[Items from a dataset]
-- -- --

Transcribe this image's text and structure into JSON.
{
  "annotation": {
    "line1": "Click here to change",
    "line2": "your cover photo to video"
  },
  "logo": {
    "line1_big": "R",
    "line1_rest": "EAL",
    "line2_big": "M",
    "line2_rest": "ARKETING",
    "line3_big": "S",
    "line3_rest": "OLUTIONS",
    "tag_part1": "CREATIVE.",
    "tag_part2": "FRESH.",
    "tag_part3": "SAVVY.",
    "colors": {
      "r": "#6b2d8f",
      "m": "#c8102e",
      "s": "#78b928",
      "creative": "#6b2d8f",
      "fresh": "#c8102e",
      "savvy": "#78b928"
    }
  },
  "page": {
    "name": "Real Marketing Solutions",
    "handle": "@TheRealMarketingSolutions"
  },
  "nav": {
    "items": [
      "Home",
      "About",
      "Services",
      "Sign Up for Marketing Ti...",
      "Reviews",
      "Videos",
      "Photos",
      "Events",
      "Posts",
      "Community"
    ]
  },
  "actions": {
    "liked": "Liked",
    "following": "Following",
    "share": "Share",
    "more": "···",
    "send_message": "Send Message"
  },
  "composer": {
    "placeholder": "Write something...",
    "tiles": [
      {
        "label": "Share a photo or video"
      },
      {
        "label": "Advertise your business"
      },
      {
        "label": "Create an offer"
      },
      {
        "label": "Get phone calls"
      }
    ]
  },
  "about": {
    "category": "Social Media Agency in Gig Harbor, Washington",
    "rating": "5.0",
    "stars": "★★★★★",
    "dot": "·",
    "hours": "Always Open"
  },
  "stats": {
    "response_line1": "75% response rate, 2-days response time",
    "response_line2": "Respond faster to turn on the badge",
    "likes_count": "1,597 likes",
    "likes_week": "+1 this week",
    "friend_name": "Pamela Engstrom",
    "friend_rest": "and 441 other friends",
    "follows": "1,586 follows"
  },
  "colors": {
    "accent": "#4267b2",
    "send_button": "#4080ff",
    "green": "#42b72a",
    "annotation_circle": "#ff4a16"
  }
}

-- -- --

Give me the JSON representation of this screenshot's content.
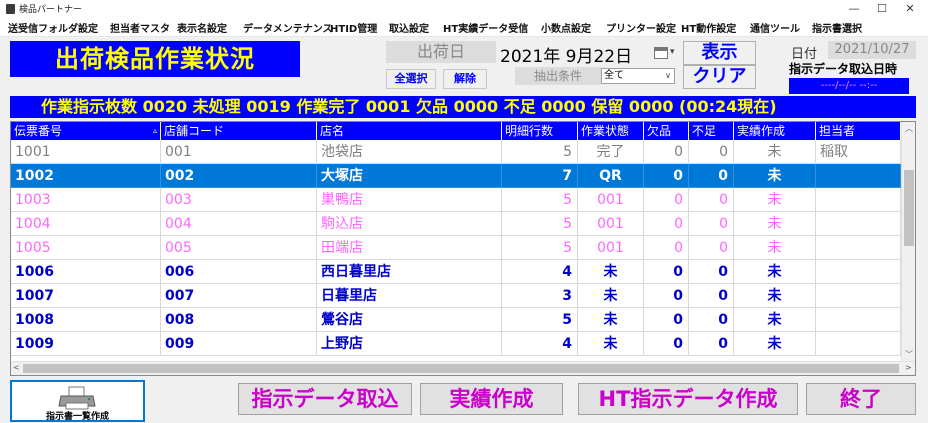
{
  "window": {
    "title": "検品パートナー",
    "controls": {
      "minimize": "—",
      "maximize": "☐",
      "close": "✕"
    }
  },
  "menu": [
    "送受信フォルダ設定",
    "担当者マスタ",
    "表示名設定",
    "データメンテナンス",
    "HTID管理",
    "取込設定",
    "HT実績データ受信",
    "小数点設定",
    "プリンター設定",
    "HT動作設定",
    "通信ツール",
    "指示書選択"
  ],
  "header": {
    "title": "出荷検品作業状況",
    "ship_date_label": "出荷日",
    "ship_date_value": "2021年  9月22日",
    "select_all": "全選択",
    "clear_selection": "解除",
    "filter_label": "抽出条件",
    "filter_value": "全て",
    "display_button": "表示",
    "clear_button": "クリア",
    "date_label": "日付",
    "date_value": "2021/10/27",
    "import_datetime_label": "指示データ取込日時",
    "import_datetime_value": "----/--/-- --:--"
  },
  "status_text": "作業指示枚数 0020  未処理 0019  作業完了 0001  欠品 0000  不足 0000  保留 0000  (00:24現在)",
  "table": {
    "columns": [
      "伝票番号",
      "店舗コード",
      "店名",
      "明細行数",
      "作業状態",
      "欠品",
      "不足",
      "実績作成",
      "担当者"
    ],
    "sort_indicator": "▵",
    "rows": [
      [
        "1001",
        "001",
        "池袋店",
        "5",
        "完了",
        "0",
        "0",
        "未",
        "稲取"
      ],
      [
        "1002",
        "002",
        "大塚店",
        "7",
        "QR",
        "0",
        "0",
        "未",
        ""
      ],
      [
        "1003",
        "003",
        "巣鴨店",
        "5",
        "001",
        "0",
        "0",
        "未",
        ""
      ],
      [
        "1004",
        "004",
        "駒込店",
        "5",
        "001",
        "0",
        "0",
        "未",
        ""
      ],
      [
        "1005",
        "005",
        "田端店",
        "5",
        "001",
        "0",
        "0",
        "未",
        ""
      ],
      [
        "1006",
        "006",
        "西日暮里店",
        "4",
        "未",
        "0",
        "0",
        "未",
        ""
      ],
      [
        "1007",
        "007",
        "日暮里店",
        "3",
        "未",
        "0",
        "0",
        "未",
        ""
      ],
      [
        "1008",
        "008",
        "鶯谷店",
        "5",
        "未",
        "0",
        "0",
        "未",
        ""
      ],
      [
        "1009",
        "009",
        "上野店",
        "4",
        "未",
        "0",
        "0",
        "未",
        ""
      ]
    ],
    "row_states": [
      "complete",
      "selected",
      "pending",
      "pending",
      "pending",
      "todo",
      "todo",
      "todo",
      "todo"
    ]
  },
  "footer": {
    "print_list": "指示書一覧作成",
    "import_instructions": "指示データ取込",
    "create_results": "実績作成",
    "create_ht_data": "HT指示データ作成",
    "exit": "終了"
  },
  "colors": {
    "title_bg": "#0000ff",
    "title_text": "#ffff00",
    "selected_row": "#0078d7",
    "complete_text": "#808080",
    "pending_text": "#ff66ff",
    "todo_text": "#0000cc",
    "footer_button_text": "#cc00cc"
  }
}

-- -- --

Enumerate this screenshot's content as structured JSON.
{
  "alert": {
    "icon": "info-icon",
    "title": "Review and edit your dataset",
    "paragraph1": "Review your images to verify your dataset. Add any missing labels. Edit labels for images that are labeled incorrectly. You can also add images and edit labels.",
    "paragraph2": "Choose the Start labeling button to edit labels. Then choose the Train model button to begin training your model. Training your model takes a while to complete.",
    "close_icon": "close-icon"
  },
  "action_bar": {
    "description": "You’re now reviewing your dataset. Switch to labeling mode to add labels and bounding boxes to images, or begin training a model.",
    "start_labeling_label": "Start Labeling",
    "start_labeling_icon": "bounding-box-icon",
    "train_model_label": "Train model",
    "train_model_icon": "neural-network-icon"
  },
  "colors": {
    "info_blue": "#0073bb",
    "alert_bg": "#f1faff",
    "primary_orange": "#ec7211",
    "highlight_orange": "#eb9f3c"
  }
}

-- -- --

In the entries above, find lines with "labels" and copy each.

    "paragraph1": "Review your images to verify your dataset. Add any missing labels. Edit labels for images that are labeled incorrectly. You can also add images and edit labels.",
    "paragraph2": "Choose the Start labeling button to edit labels. Then choose the Train model button to begin training your model. Training your model takes a while to complete.",
    "description": "You’re now reviewing your dataset. Switch to labeling mode to add labels and bounding boxes to images, or begin training a model.",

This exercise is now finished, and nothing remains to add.